Your goal | Check each line below for the word "kind", and copy those that have it.

Data items |
— START —

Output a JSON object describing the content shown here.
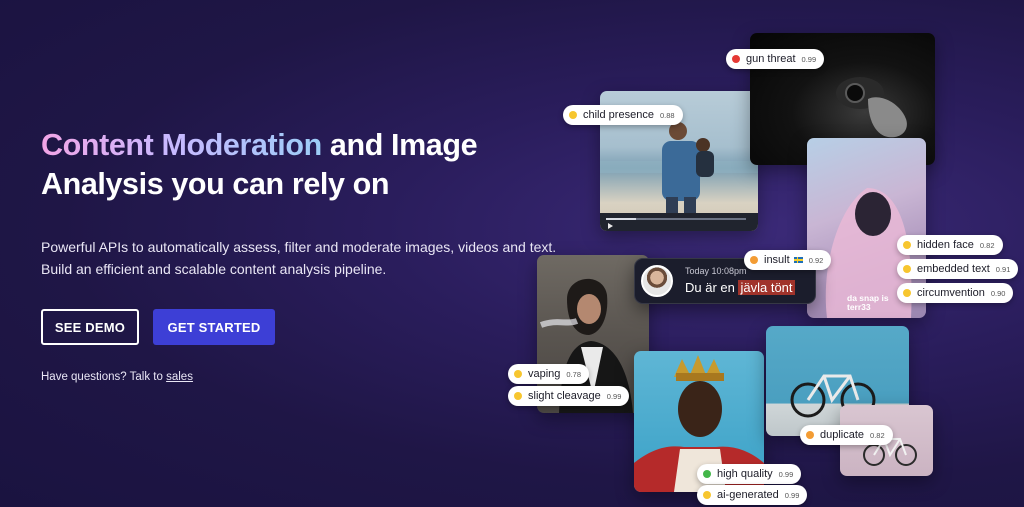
{
  "hero": {
    "headline_accent": "Content Moderation",
    "headline_line1_rest": " and Image",
    "headline_line2": "Analysis you can rely on",
    "subtitle": "Powerful APIs to automatically assess, filter and moderate images, videos and text. Build an efficient and scalable content analysis pipeline.",
    "see_demo_label": "SEE DEMO",
    "get_started_label": "GET STARTED",
    "questions_prefix": "Have questions? Talk to ",
    "sales_link": "sales"
  },
  "chat": {
    "time": "Today 10:08pm",
    "message_prefix": "Du är en ",
    "message_flagged": "jävla tönt"
  },
  "graffiti_text": "da snap is terr33",
  "tags": {
    "gun_threat": {
      "label": "gun threat",
      "score": "0.99",
      "color": "#e53935"
    },
    "child_presence": {
      "label": "child presence",
      "score": "0.88",
      "color": "#f7c62f"
    },
    "hidden_face": {
      "label": "hidden face",
      "score": "0.82",
      "color": "#f7c62f"
    },
    "embedded_text": {
      "label": "embedded text",
      "score": "0.91",
      "color": "#f7c62f"
    },
    "circumvention": {
      "label": "circumvention",
      "score": "0.90",
      "color": "#f7c62f"
    },
    "insult": {
      "label": "insult",
      "score": "0.92",
      "color": "#f39c34"
    },
    "vaping": {
      "label": "vaping",
      "score": "0.78",
      "color": "#f7c62f"
    },
    "slight_cleavage": {
      "label": "slight cleavage",
      "score": "0.99",
      "color": "#f7c62f"
    },
    "duplicate": {
      "label": "duplicate",
      "score": "0.82",
      "color": "#f39c34"
    },
    "high_quality": {
      "label": "high quality",
      "score": "0.99",
      "color": "#43b649"
    },
    "ai_generated": {
      "label": "ai-generated",
      "score": "0.99",
      "color": "#f7c62f"
    }
  }
}
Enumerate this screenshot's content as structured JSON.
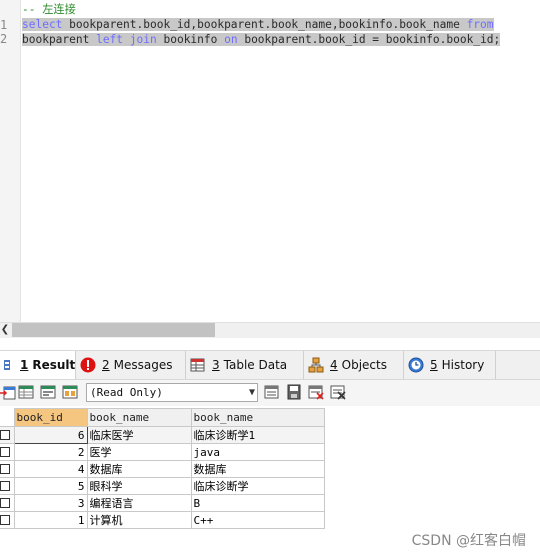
{
  "editor": {
    "comment": "-- 左连接",
    "line1": [
      {
        "t": "select",
        "c": "kw"
      },
      {
        "t": " bookparent.book_id,bookparent.book_name,bookinfo.book_name ",
        "c": "tx"
      },
      {
        "t": "from",
        "c": "kw"
      }
    ],
    "line2": [
      {
        "t": "bookparent ",
        "c": "tx"
      },
      {
        "t": "left",
        "c": "kw"
      },
      {
        "t": " ",
        "c": "tx"
      },
      {
        "t": "join",
        "c": "kw"
      },
      {
        "t": " bookinfo ",
        "c": "tx"
      },
      {
        "t": "on",
        "c": "kw"
      },
      {
        "t": " bookparent.book_id = bookinfo.book_id;",
        "c": "tx"
      }
    ],
    "gutter": [
      "1",
      "2"
    ]
  },
  "tabs": {
    "result": {
      "num": "1",
      "label": "Result"
    },
    "messages": {
      "num": "2",
      "label": "Messages"
    },
    "table_data": {
      "num": "3",
      "label": "Table Data"
    },
    "objects": {
      "num": "4",
      "label": "Objects"
    },
    "history": {
      "num": "5",
      "label": "History"
    }
  },
  "toolbar": {
    "mode": "(Read Only)"
  },
  "grid": {
    "columns": [
      "book_id",
      "book_name",
      "book_name"
    ],
    "rows": [
      [
        "6",
        "临床医学",
        "临床诊断学1"
      ],
      [
        "2",
        "医学",
        "java"
      ],
      [
        "4",
        "数据库",
        "数据库"
      ],
      [
        "5",
        "眼科学",
        "临床诊断学"
      ],
      [
        "3",
        "编程语言",
        "B"
      ],
      [
        "1",
        "计算机",
        "C++"
      ]
    ]
  },
  "watermark": "CSDN @红客白帽",
  "colors": {
    "keyword": "#6e6eff",
    "comment": "#2c8a2c",
    "selection": "#c8c8c8",
    "sorted_header": "#f5c680"
  }
}
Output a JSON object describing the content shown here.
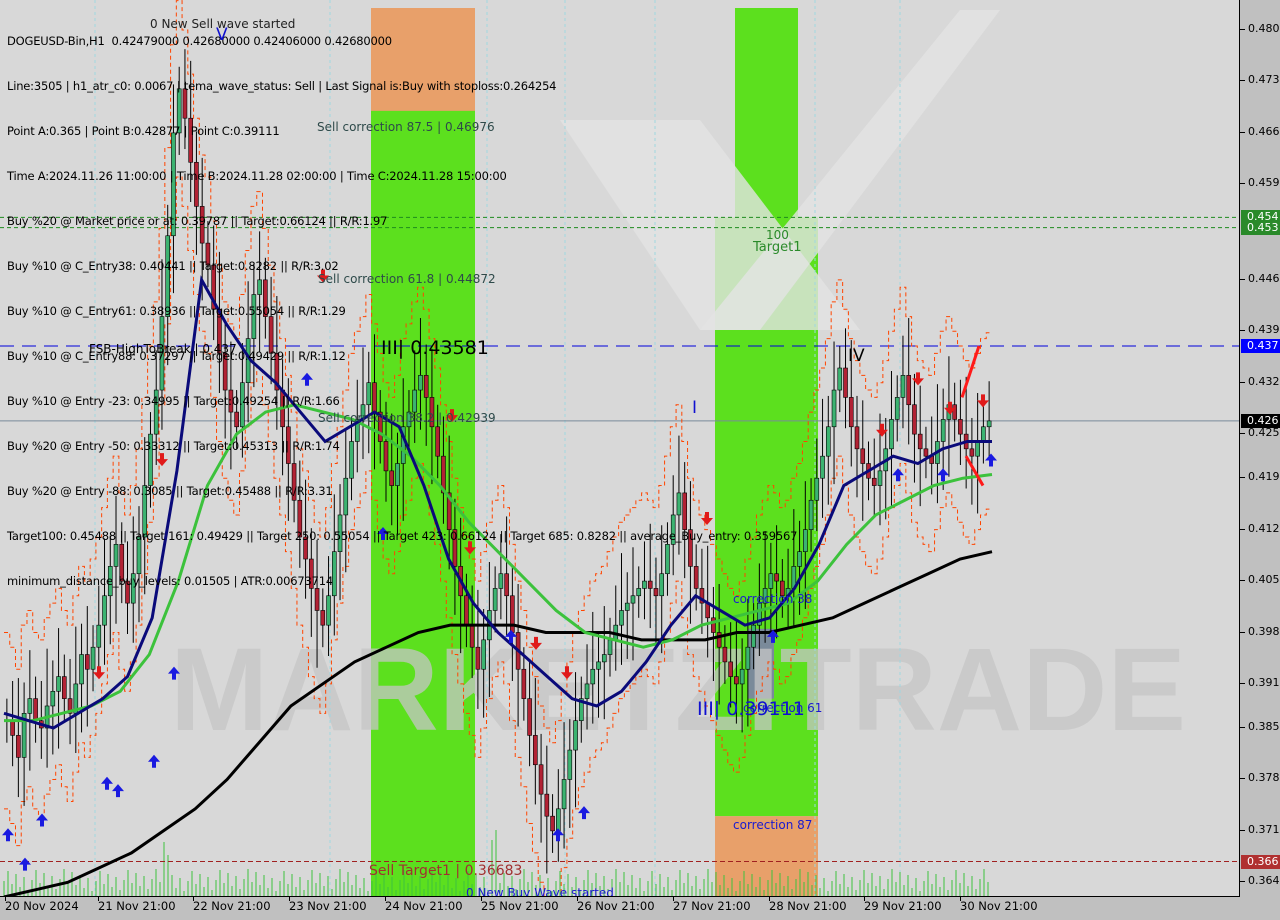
{
  "header": {
    "symbol_line": "DOGEUSD-Bin,H1  0.42479000 0.42680000 0.42406000 0.42680000",
    "info_lines": [
      "Line:3505 | h1_atr_c0: 0.0067 | tema_wave_status: Sell | Last Signal is:Buy with stoploss:0.264254",
      "Point A:0.365 | Point B:0.42877 | Point C:0.39111",
      "Time A:2024.11.26 11:00:00 | Time B:2024.11.28 02:00:00 | Time C:2024.11.28 15:00:00",
      "Buy %20 @ Market price or at: 0.39787 || Target:0.66124 || R/R:1.97",
      "Buy %10 @ C_Entry38: 0.40441 || Target:0.8282 || R/R:3.02",
      "Buy %10 @ C_Entry61: 0.38936 || Target:0.55054 || R/R:1.29",
      "Buy %10 @ C_Entry88: 0.37297 || Target:0.49429 || R/R:1.12",
      "Buy %10 @ Entry -23: 0.34995 || Target:0.49254 || R/R:1.66",
      "Buy %20 @ Entry -50: 0.33312 || Target:0.45313 || R/R:1.74",
      "Buy %20 @ Entry -88: 0.3085 || Target:0.45488 || R/R:3.31",
      "Target100: 0.45488 || Target 161: 0.49429 || Target 250: 0.55054 || Target 423: 0.66124 || Target 685: 0.8282 || average_Buy_entry: 0.359567",
      "minimum_distance_buy_levels: 0.01505 | ATR:0.00673714"
    ],
    "overlay_text": "0 New Sell wave started"
  },
  "annotations": {
    "sell_corr_875": "Sell correction 87.5 | 0.46976",
    "sell_corr_618": "Sell correction 61.8 | 0.44872",
    "sell_corr_382": "Sell correction 38.2 | 0.42939",
    "fsb": "FSB-HighToBreak | 0.437",
    "wave3_high": "III| 0.43581",
    "wave3_low": "III| 0.39111",
    "wave4": "IV",
    "wave5": "V",
    "wave1": "I",
    "target1_num": "100",
    "target1": "Target1",
    "correction38": "correction 38",
    "correction61": "correction 61",
    "correction87": "correction 87",
    "sell_target1": "Sell Target1 | 0.36683",
    "new_buy_wave": "0 New Buy Wave started",
    "watermark": "MARKETZITRADE"
  },
  "colors": {
    "background": "#d8d8d8",
    "bull_candle": "#3cb371",
    "bear_candle": "#b22234",
    "ma_fast": "#0a0a7a",
    "ma_mid": "#3cc23c",
    "ma_slow": "#000000",
    "zone_green": "#5ce01e",
    "zone_orange": "#e8a06a",
    "fsb_line": "#0000dd",
    "target_line": "#1e8b1e",
    "sell_target_line": "#a02020",
    "envelope": "#ff4500",
    "price_tag_current": "#000000",
    "price_tag_fsb": "#0000ff",
    "price_tag_target": "#2a8a2a",
    "price_tag_sell": "#b03030"
  },
  "chart_data": {
    "type": "candlestick",
    "title": "DOGEUSD-Bin,H1",
    "ohlc_last": {
      "open": 0.42479,
      "high": 0.4268,
      "low": 0.42406,
      "close": 0.4268
    },
    "ylim": [
      0.362,
      0.483
    ],
    "y_ticks": [
      "0.480",
      "0.473",
      "0.466",
      "0.459",
      "0.446",
      "0.439",
      "0.432",
      "0.425",
      "0.419",
      "0.412",
      "0.405",
      "0.398",
      "0.391",
      "0.385",
      "0.378",
      "0.371",
      "0.364"
    ],
    "y_tick_values": [
      0.48,
      0.473,
      0.466,
      0.459,
      0.446,
      0.439,
      0.432,
      0.425,
      0.419,
      0.412,
      0.405,
      0.398,
      0.391,
      0.385,
      0.378,
      0.371,
      0.364
    ],
    "x_ticks": [
      "20 Nov 2024",
      "21 Nov 21:00",
      "22 Nov 21:00",
      "23 Nov 21:00",
      "24 Nov 21:00",
      "25 Nov 21:00",
      "26 Nov 21:00",
      "27 Nov 21:00",
      "28 Nov 21:00",
      "29 Nov 21:00",
      "30 Nov 21:00"
    ],
    "price_tags": [
      {
        "label": "0.454",
        "value": 0.4545,
        "kind": "target"
      },
      {
        "label": "0.453",
        "value": 0.4531,
        "kind": "target"
      },
      {
        "label": "0.437",
        "value": 0.437,
        "kind": "fsb"
      },
      {
        "label": "0.426",
        "value": 0.4268,
        "kind": "current"
      },
      {
        "label": "0.366",
        "value": 0.36683,
        "kind": "sell"
      }
    ],
    "levels": {
      "fsb_high_to_break": 0.437,
      "target1_a": 0.4545,
      "target1_b": 0.4531,
      "sell_target1": 0.36683,
      "current": 0.4268
    },
    "close_path": [
      0.386,
      0.384,
      0.381,
      0.387,
      0.389,
      0.386,
      0.385,
      0.388,
      0.39,
      0.392,
      0.389,
      0.387,
      0.391,
      0.395,
      0.393,
      0.396,
      0.399,
      0.403,
      0.407,
      0.41,
      0.405,
      0.402,
      0.406,
      0.411,
      0.418,
      0.425,
      0.431,
      0.441,
      0.452,
      0.466,
      0.472,
      0.468,
      0.462,
      0.456,
      0.451,
      0.448,
      0.442,
      0.436,
      0.431,
      0.428,
      0.426,
      0.432,
      0.438,
      0.444,
      0.446,
      0.441,
      0.436,
      0.431,
      0.426,
      0.421,
      0.416,
      0.411,
      0.408,
      0.404,
      0.401,
      0.399,
      0.403,
      0.409,
      0.414,
      0.419,
      0.424,
      0.427,
      0.429,
      0.432,
      0.428,
      0.424,
      0.42,
      0.418,
      0.421,
      0.426,
      0.428,
      0.431,
      0.433,
      0.43,
      0.426,
      0.422,
      0.417,
      0.412,
      0.407,
      0.403,
      0.399,
      0.396,
      0.393,
      0.397,
      0.401,
      0.404,
      0.406,
      0.403,
      0.398,
      0.393,
      0.389,
      0.384,
      0.38,
      0.376,
      0.373,
      0.371,
      0.374,
      0.378,
      0.382,
      0.386,
      0.389,
      0.391,
      0.393,
      0.394,
      0.395,
      0.397,
      0.399,
      0.401,
      0.402,
      0.403,
      0.404,
      0.405,
      0.404,
      0.403,
      0.406,
      0.41,
      0.414,
      0.417,
      0.412,
      0.407,
      0.404,
      0.402,
      0.4,
      0.398,
      0.396,
      0.394,
      0.392,
      0.391,
      0.393,
      0.396,
      0.399,
      0.402,
      0.404,
      0.406,
      0.405,
      0.403,
      0.404,
      0.407,
      0.409,
      0.412,
      0.416,
      0.419,
      0.422,
      0.426,
      0.431,
      0.434,
      0.43,
      0.426,
      0.423,
      0.421,
      0.419,
      0.418,
      0.42,
      0.423,
      0.427,
      0.43,
      0.433,
      0.429,
      0.425,
      0.423,
      0.422,
      0.421,
      0.424,
      0.427,
      0.429,
      0.427,
      0.425,
      0.423,
      0.422,
      0.424,
      0.426,
      0.4268
    ],
    "ma_slow_path": [
      0.362,
      0.363,
      0.364,
      0.366,
      0.368,
      0.371,
      0.374,
      0.378,
      0.383,
      0.388,
      0.391,
      0.394,
      0.396,
      0.398,
      0.399,
      0.399,
      0.399,
      0.398,
      0.398,
      0.398,
      0.397,
      0.397,
      0.397,
      0.398,
      0.398,
      0.399,
      0.4,
      0.402,
      0.404,
      0.406,
      0.408,
      0.409
    ],
    "ma_mid_path": [
      0.386,
      0.386,
      0.387,
      0.388,
      0.39,
      0.395,
      0.405,
      0.418,
      0.425,
      0.428,
      0.429,
      0.428,
      0.427,
      0.425,
      0.422,
      0.418,
      0.413,
      0.409,
      0.405,
      0.401,
      0.398,
      0.397,
      0.396,
      0.397,
      0.399,
      0.4,
      0.401,
      0.402,
      0.405,
      0.41,
      0.414,
      0.416,
      0.418,
      0.419,
      0.4195
    ],
    "ma_fast_path": [
      0.387,
      0.386,
      0.385,
      0.387,
      0.389,
      0.392,
      0.4,
      0.42,
      0.446,
      0.44,
      0.435,
      0.432,
      0.428,
      0.424,
      0.426,
      0.428,
      0.426,
      0.418,
      0.408,
      0.402,
      0.398,
      0.395,
      0.392,
      0.389,
      0.388,
      0.39,
      0.394,
      0.399,
      0.403,
      0.401,
      0.399,
      0.4,
      0.404,
      0.41,
      0.418,
      0.42,
      0.422,
      0.421,
      0.423,
      0.424,
      0.424
    ],
    "zones": [
      {
        "name": "orange-top",
        "from": 0.465,
        "to": 0.483,
        "color": "orange"
      },
      {
        "name": "green-a",
        "from": 0.362,
        "to": 0.469,
        "color": "green"
      },
      {
        "name": "green-b-top",
        "from": 0.453,
        "to": 0.483,
        "color": "green"
      },
      {
        "name": "green-b",
        "from": 0.373,
        "to": 0.4545,
        "color": "green"
      },
      {
        "name": "orange-bottom",
        "from": 0.362,
        "to": 0.373,
        "color": "orange"
      }
    ]
  }
}
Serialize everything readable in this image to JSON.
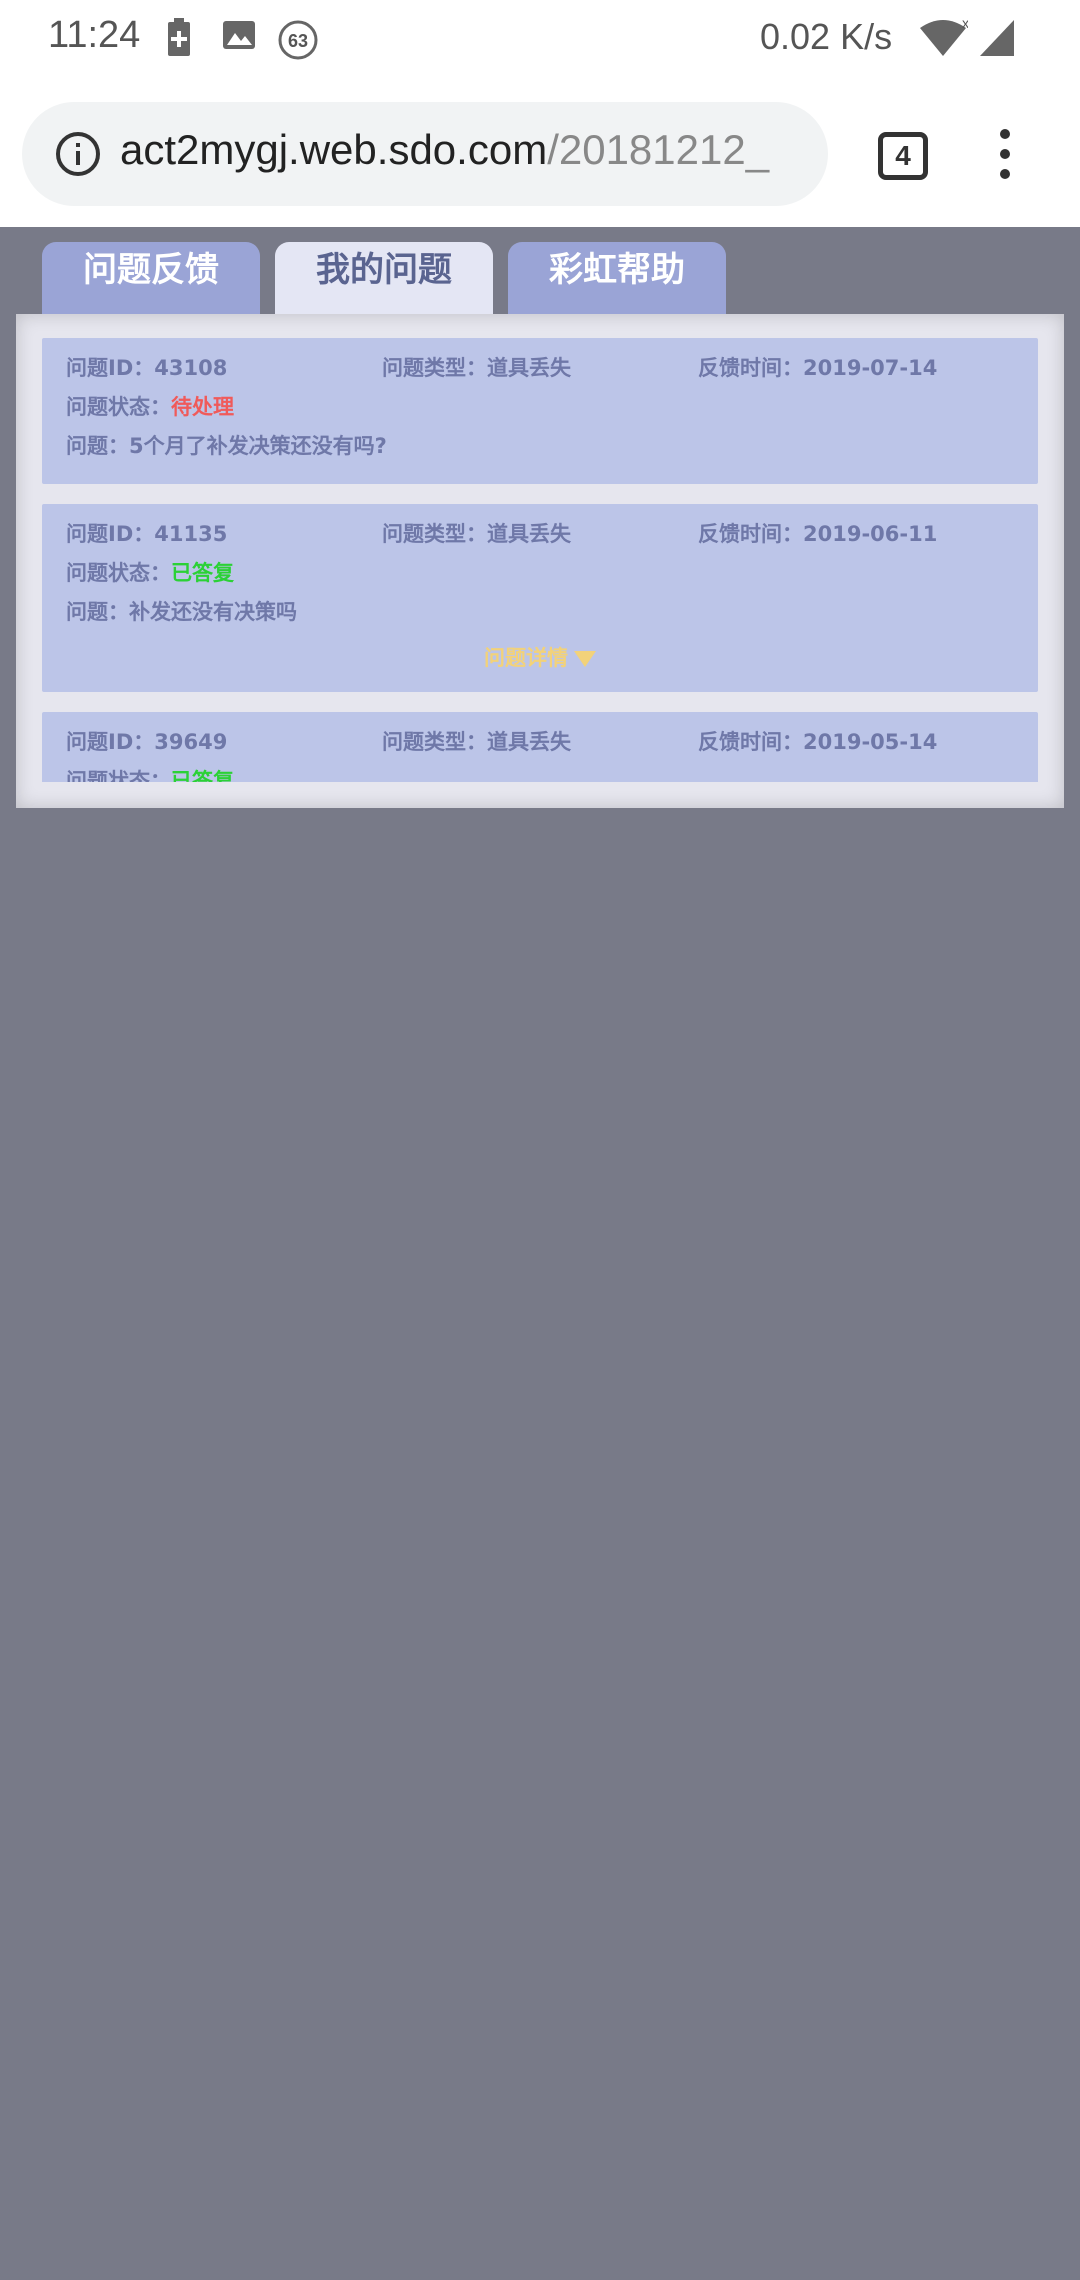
{
  "status_bar": {
    "time": "11:24",
    "counter": "63",
    "speed": "0.02 K/s",
    "icons": [
      "battery-charging-icon",
      "image-icon",
      "counter-icon",
      "wifi-icon",
      "signal-icon"
    ]
  },
  "browser": {
    "url_host": "act2mygj.web.sdo.com",
    "url_path": "/20181212_",
    "tab_count": "4"
  },
  "tabs": [
    {
      "label": "问题反馈",
      "active": false
    },
    {
      "label": "我的问题",
      "active": true
    },
    {
      "label": "彩虹帮助",
      "active": false
    }
  ],
  "issues": [
    {
      "id_text": "问题ID：43108",
      "type_text": "问题类型：道具丢失",
      "time_text": "反馈时间：2019-07-14",
      "status_label": "问题状态：",
      "status_value": "待处理",
      "question_text": "问题：5个月了补发决策还没有吗?"
    },
    {
      "id_text": "问题ID：41135",
      "type_text": "问题类型：道具丢失",
      "time_text": "反馈时间：2019-06-11",
      "status_label": "问题状态：",
      "status_value": "已答复",
      "question_text": "问题：补发还没有决策吗",
      "detail_label": "问题详情"
    },
    {
      "id_text": "问题ID：39649",
      "type_text": "问题类型：道具丢失",
      "time_text": "反馈时间：2019-05-14",
      "status_label": "问题状态：",
      "status_value": "已答复"
    }
  ],
  "colors": {
    "page_background": "#787a88",
    "tab_inactive": "#9aa4d6",
    "tab_active": "#e4e6f4",
    "card_background": "#bcc5e8",
    "status_pending": "#f05a5a",
    "status_answered": "#2bd136",
    "detail_link": "#f2d27a"
  }
}
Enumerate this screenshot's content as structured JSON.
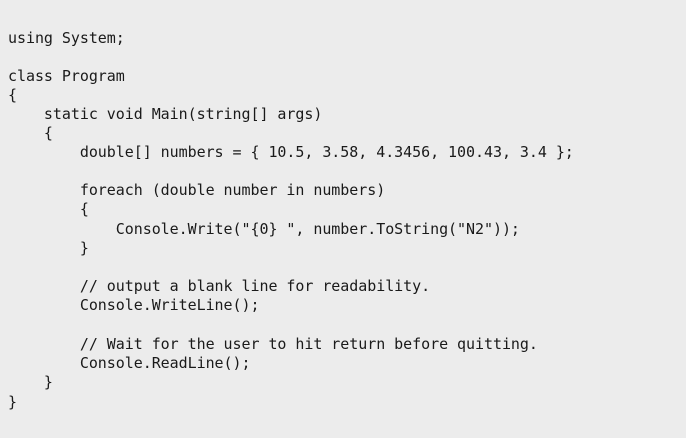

— END —

Solution for this exercise |
        "kind": "target"
        "kind": "target"
        "kind": "fsb"
        "kind": "current"
        "kind": "sell"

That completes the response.